# START OF Exercise materials
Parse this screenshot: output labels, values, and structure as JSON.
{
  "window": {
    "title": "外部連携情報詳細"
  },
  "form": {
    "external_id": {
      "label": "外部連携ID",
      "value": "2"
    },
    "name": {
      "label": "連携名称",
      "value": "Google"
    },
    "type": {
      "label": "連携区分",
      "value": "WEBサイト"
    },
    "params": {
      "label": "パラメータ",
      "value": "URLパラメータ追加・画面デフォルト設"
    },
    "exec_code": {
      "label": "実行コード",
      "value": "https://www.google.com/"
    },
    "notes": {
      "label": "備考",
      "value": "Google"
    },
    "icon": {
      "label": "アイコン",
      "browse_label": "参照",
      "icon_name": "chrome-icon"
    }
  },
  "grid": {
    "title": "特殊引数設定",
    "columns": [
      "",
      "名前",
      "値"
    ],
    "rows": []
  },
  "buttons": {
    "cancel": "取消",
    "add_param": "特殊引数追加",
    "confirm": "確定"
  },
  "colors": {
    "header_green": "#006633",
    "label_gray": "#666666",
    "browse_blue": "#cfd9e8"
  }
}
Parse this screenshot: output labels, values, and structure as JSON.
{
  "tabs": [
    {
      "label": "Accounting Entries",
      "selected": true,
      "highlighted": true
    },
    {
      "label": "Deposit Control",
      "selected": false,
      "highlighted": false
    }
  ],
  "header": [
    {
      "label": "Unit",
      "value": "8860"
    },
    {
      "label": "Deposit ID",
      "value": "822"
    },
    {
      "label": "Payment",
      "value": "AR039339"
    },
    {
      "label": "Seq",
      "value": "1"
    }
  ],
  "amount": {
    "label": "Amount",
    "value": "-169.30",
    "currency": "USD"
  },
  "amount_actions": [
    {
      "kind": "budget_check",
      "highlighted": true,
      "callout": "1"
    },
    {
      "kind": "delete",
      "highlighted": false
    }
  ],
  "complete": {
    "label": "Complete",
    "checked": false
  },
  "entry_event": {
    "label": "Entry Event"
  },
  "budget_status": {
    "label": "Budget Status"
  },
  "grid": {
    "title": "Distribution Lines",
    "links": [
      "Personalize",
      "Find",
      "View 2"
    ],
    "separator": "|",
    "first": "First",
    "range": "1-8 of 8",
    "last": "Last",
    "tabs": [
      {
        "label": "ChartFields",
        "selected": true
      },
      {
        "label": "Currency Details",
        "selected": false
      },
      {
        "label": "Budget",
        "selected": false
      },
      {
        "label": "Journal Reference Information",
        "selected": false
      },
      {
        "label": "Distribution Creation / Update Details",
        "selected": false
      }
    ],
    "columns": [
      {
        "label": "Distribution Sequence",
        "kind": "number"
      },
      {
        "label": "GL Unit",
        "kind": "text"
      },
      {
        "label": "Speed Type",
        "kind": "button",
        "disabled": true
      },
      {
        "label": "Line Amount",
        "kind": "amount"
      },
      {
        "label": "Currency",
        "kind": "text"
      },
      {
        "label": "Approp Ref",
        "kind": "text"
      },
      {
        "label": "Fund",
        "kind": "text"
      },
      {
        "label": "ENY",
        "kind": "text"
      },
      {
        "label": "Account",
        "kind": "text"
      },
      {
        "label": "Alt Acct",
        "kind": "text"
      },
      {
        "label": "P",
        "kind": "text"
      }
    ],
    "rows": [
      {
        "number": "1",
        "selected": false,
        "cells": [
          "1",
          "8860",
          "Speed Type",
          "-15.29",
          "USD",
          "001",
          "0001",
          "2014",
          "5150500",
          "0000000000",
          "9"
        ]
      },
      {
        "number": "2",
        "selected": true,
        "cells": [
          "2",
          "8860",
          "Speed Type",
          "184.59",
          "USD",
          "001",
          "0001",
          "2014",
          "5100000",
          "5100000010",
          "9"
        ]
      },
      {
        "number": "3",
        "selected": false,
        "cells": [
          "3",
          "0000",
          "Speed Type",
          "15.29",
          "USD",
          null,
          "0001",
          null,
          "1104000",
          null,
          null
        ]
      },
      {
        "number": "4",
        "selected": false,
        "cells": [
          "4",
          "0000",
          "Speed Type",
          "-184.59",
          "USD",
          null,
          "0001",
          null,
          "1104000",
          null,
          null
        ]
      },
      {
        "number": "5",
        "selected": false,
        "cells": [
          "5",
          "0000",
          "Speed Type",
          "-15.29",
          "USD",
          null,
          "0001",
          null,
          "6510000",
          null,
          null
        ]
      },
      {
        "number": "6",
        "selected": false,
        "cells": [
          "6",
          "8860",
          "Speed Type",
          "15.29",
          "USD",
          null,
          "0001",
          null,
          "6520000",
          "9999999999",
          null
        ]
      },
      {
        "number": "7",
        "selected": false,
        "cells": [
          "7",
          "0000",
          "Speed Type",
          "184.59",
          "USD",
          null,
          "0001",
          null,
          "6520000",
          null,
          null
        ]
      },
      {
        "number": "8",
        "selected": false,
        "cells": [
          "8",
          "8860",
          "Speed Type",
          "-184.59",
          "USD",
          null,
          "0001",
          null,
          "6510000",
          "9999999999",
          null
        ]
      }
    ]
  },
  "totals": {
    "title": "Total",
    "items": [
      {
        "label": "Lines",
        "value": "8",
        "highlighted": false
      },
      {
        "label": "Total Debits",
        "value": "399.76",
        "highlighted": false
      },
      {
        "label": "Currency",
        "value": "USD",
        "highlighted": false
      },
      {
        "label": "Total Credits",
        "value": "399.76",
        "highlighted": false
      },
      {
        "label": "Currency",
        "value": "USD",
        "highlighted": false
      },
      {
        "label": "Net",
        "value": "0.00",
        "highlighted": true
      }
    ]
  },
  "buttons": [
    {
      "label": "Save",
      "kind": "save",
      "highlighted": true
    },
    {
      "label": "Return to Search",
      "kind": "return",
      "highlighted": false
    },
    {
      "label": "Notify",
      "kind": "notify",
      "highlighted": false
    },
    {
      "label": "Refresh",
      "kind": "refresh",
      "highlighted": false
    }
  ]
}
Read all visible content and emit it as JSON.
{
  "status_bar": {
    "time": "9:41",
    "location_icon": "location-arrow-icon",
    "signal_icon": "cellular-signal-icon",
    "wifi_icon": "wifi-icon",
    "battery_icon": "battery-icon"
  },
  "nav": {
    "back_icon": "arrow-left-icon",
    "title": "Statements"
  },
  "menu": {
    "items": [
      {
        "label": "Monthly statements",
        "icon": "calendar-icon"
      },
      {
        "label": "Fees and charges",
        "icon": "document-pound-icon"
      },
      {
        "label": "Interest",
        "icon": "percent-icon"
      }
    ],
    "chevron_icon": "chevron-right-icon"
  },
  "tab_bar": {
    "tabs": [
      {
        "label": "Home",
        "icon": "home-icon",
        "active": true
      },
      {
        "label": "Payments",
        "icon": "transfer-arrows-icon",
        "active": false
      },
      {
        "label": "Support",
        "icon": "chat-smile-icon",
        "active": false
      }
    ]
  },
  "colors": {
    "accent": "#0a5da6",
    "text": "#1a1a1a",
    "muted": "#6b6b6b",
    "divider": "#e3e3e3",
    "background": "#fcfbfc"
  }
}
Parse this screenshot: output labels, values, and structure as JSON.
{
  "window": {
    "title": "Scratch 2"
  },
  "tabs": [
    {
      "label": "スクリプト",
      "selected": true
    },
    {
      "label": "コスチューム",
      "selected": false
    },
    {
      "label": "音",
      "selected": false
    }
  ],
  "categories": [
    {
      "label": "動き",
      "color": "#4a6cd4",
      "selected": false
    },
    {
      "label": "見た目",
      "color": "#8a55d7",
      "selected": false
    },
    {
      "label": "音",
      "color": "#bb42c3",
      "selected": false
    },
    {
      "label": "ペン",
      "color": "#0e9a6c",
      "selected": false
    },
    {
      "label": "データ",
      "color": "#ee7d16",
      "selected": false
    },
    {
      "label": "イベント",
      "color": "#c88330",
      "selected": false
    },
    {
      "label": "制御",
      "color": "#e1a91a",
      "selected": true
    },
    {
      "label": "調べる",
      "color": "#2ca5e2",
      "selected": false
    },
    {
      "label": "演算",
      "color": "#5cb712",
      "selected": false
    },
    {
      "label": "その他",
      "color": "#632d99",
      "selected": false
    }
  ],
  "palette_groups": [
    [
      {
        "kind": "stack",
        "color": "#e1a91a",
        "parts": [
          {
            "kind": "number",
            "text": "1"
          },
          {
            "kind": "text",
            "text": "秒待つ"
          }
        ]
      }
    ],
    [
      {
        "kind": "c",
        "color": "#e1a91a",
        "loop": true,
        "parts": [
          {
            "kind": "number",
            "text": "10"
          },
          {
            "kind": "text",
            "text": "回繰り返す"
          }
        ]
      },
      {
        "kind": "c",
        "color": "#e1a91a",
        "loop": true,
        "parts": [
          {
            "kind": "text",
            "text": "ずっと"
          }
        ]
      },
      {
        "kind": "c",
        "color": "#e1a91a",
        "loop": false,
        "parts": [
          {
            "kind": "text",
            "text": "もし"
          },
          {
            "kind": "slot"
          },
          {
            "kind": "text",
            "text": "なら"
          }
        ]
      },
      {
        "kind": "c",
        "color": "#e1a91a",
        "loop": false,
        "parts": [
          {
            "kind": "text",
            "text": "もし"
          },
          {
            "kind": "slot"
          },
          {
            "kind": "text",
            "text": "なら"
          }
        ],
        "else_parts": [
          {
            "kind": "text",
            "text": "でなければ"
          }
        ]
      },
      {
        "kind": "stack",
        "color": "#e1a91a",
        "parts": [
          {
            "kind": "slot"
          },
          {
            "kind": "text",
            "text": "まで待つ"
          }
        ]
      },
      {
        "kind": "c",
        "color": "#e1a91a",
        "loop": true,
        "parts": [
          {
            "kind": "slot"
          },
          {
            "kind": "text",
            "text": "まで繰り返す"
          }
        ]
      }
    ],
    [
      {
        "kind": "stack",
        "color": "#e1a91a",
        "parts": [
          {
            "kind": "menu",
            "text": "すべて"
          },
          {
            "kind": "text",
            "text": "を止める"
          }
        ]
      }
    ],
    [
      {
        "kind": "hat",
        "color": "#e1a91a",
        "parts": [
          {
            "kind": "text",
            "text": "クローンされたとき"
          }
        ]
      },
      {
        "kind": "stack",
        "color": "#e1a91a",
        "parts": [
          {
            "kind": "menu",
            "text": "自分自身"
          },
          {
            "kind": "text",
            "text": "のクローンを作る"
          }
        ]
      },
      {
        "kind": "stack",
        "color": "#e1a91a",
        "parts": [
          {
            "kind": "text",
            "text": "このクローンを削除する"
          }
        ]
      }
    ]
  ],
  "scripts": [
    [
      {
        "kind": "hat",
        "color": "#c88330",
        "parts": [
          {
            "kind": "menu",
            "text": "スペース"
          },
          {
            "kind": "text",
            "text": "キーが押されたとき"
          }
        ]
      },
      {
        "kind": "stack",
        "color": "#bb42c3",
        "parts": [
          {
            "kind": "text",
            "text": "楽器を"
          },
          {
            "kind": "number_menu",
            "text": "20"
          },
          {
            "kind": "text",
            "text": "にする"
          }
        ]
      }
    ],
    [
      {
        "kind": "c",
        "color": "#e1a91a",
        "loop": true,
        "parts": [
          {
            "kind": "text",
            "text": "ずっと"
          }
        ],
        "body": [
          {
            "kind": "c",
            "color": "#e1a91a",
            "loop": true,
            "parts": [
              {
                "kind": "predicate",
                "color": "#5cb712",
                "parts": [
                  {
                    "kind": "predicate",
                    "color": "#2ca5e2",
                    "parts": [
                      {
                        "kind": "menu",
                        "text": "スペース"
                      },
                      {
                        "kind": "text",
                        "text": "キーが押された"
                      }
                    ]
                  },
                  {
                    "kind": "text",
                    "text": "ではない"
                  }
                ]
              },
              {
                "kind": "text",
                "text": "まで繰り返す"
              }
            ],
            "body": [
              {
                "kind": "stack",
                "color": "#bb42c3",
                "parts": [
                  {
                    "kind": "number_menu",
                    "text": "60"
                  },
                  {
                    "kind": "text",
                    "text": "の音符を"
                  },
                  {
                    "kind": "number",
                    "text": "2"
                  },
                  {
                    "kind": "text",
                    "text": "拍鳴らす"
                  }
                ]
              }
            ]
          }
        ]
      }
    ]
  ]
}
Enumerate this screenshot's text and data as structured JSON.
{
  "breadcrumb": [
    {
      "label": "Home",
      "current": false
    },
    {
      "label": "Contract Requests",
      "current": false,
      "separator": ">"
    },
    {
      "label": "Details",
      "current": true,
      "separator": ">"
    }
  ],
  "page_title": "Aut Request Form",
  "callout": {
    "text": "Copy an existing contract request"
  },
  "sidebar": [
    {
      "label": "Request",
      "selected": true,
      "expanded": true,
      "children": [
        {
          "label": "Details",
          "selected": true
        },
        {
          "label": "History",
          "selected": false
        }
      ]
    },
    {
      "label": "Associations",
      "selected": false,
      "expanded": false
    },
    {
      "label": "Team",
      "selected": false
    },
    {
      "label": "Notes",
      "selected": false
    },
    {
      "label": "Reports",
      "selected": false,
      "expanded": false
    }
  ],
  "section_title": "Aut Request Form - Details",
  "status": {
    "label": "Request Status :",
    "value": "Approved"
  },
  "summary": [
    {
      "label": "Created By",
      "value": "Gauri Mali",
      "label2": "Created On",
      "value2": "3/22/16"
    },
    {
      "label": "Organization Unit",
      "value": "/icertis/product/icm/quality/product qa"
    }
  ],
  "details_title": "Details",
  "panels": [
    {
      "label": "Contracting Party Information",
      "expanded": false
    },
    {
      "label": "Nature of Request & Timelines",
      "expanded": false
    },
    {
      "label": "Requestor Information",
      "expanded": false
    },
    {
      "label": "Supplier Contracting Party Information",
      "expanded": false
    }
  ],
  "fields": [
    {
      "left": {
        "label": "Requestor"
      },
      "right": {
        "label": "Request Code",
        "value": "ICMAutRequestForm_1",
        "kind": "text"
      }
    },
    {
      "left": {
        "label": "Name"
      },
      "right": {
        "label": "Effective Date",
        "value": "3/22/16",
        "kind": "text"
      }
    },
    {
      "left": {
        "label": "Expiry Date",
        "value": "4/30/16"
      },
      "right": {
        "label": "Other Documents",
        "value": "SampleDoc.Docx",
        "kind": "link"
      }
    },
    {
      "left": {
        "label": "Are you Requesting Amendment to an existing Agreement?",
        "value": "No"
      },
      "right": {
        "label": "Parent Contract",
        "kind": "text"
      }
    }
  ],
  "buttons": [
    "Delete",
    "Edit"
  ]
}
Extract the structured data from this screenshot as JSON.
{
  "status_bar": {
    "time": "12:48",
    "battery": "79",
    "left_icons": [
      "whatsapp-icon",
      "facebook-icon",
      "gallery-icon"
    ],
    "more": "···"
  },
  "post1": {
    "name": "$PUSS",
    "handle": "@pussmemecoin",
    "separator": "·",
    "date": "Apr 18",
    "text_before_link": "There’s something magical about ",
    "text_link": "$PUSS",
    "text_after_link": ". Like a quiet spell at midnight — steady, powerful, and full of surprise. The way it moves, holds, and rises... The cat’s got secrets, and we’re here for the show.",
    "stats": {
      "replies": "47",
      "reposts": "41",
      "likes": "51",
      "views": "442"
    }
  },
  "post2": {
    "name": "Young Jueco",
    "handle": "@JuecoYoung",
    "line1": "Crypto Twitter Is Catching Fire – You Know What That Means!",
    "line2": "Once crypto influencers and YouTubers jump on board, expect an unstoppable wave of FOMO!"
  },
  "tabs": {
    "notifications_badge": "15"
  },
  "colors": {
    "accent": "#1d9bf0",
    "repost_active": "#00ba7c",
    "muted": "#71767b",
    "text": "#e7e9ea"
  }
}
# END OF Exercise materials
What the task asks: Pick out the lines containing the string "Information" and show them.

Correct result:
        "label": "Journal Reference Information",
      "label": "Contracting Party Information",
      "label": "Requestor Information",
      "label": "Supplier Contracting Party Information",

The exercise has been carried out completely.